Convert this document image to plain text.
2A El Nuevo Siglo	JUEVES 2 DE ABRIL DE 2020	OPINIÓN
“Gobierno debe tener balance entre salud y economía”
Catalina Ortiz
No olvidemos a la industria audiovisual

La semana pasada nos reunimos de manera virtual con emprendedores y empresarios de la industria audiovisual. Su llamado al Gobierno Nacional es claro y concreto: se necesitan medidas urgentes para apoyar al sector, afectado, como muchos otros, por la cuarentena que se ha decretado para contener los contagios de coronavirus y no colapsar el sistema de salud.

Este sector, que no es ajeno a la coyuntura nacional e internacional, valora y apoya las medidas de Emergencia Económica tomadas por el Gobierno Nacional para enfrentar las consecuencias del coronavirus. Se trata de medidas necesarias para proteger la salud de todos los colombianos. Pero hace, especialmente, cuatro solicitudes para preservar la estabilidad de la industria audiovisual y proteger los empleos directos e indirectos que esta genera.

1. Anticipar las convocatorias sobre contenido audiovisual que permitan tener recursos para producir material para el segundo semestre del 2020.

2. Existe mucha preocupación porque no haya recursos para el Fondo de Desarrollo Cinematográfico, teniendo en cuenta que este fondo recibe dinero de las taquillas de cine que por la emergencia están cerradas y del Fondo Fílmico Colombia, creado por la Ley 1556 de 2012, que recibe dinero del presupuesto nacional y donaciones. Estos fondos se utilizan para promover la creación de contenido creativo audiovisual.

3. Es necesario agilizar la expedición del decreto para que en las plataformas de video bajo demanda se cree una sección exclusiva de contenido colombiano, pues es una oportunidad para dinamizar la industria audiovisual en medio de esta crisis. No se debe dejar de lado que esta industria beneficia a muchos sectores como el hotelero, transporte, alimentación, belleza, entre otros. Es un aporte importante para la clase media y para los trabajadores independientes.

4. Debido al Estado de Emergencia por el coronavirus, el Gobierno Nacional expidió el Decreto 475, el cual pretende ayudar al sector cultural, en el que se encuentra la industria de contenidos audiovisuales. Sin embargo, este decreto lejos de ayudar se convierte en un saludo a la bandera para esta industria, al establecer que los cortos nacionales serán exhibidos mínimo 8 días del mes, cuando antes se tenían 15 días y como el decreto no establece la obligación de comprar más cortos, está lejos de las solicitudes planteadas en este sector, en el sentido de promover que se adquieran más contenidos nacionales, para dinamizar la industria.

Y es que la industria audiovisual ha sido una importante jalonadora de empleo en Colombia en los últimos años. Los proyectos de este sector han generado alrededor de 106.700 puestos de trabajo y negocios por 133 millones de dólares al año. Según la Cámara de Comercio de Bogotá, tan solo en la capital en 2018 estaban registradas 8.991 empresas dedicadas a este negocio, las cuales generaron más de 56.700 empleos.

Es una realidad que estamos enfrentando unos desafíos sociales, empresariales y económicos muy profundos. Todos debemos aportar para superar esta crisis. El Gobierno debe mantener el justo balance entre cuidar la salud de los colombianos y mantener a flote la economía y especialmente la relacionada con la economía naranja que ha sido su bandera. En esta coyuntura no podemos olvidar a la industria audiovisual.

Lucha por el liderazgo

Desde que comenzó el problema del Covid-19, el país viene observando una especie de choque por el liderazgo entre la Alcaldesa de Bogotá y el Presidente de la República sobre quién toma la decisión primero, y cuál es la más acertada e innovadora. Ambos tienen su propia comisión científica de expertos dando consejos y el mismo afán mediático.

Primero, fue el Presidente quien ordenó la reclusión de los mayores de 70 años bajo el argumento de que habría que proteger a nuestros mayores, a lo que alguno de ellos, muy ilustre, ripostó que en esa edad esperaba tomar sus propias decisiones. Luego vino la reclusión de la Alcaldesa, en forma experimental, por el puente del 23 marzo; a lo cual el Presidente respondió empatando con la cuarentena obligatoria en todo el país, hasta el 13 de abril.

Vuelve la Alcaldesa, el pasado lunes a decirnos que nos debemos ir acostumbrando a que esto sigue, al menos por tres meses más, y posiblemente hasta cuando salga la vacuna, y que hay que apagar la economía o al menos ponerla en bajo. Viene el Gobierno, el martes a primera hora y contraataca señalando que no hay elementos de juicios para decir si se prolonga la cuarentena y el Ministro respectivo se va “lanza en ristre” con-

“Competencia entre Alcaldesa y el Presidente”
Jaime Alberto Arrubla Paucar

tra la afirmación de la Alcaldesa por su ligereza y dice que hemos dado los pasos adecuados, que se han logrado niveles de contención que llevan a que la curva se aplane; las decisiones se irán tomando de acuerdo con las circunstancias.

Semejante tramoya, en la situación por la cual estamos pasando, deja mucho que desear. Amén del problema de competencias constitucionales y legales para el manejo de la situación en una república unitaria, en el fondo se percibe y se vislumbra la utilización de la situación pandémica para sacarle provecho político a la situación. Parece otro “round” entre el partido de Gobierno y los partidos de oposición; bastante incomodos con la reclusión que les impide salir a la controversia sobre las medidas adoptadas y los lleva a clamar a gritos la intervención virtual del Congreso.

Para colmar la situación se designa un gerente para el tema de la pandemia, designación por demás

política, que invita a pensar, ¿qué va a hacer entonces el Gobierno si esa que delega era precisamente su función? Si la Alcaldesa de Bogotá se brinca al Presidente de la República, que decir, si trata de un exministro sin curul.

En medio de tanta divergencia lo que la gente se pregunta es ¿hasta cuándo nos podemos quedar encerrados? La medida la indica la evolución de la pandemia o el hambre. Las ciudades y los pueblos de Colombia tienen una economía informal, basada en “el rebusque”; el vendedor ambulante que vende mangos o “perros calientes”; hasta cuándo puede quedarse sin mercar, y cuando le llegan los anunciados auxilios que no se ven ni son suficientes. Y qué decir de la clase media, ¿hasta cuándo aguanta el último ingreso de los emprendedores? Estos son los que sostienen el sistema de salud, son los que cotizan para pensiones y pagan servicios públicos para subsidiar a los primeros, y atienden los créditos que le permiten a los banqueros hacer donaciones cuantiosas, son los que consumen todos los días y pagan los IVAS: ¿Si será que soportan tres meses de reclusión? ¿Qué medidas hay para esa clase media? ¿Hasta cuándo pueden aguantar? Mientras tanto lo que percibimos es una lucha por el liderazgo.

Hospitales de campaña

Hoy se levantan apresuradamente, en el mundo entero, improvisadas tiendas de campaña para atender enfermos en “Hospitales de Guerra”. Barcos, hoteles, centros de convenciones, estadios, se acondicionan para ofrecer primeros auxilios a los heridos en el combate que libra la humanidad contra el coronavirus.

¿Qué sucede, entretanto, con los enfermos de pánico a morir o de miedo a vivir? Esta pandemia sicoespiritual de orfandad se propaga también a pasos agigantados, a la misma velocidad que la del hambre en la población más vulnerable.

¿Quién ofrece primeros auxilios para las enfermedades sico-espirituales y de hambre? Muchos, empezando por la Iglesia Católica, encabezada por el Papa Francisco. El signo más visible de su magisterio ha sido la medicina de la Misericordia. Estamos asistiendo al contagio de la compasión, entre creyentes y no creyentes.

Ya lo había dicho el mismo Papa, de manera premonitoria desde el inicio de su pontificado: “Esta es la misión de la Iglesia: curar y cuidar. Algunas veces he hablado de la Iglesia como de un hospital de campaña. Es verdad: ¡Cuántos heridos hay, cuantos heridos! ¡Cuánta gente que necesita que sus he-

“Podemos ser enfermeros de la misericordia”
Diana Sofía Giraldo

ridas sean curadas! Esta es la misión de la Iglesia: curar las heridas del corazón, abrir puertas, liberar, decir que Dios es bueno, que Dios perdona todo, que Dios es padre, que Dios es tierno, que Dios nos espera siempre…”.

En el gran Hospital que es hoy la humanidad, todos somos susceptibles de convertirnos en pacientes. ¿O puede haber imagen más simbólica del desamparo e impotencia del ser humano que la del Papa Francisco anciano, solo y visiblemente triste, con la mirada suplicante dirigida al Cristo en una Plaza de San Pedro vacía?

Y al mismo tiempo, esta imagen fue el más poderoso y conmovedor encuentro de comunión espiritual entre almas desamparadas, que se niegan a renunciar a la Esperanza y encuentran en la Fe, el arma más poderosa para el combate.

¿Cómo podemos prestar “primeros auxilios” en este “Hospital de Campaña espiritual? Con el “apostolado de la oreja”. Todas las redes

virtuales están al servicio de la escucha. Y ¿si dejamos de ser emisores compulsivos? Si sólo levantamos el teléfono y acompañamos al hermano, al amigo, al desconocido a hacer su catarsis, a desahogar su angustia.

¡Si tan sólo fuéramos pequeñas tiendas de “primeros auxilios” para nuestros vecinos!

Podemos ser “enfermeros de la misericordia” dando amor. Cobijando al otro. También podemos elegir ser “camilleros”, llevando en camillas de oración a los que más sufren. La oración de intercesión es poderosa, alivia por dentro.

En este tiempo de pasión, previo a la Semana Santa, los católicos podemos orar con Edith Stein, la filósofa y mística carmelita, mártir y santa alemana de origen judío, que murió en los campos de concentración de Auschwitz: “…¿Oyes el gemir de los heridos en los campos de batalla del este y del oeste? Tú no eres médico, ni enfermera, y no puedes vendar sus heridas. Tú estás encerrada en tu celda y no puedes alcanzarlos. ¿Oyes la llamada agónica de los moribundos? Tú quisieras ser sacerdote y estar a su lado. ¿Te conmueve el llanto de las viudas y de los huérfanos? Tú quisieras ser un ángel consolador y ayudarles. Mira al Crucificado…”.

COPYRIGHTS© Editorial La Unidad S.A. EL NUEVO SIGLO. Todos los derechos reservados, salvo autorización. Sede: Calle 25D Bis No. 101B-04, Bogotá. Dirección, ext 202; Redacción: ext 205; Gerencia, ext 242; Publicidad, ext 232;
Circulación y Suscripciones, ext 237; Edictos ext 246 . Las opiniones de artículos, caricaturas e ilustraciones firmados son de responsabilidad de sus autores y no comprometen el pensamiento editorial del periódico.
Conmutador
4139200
══════
Collect every line from the records above that contains the word "tres".

EXERCISE OUTPUT —
Vuelve la Alcaldesa, el pasado lunes a decirnos que nos debemos ir acostumbrando a que esto sigue, al menos por tres meses más, y posiblemente hasta cuando salga la vacuna, y que hay que apagar la economía o al menos ponerla en bajo. Viene el Gobierno, el martes a primera hora y contraataca señalando que no hay elementos de juicios para decir si se prolonga la cuarentena y el Ministro respectivo se va “lanza en ristre” con-
En medio de tanta divergencia lo que la gente se pregunta es ¿hasta cuándo nos podemos quedar encerrados? La medida la indica la evolución de la pandemia o el hambre. Las ciudades y los pueblos de Colombia tienen una economía informal, basada en “el rebusque”; el vendedor ambulante que vende mangos o “perros calientes”; hasta cuándo puede quedarse sin mercar, y cuando le llegan los anunciados auxilios que no se ven ni son suficientes. Y qué decir de la clase media, ¿hasta cuándo aguanta el último ingreso de los emprendedores? Estos son los que sostienen el sistema de salud, son los que cotizan para pensiones y pagan servicios públicos para subsidiar a los primeros, y atienden los créditos que le permiten a los banqueros hacer donaciones cuantiosas, son los que consumen todos los días y pagan los IVAS: ¿Si será que soportan tres meses de reclusión? ¿Qué medidas hay para esa clase media? ¿Hasta cuándo pueden aguantar? Mientras tanto lo que percibimos es una lucha por el liderazgo.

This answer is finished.